What is expected: Collect all lines from the listing that include the string "caratteri".

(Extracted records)
=-=-=
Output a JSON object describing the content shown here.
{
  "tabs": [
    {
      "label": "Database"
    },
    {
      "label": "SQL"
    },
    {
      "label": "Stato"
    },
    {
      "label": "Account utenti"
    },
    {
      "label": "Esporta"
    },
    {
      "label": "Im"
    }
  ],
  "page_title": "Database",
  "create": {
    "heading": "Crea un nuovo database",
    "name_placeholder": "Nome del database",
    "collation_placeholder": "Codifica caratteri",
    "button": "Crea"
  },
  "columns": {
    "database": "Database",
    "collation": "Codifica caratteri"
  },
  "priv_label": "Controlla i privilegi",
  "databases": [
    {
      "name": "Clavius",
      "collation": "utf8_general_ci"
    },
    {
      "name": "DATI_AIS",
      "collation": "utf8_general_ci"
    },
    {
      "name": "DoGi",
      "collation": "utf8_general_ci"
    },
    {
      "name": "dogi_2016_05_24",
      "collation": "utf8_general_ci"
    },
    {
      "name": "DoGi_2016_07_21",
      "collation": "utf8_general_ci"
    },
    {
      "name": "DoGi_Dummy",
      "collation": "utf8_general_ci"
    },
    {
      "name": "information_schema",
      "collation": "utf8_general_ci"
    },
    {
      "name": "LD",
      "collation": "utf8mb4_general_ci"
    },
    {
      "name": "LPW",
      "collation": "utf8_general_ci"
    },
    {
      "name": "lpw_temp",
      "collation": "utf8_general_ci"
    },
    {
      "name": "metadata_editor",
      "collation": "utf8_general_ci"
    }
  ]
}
=-=-=
Completed task:
    "collation_placeholder": "Codifica caratteri",
    "collation": "Codifica caratteri"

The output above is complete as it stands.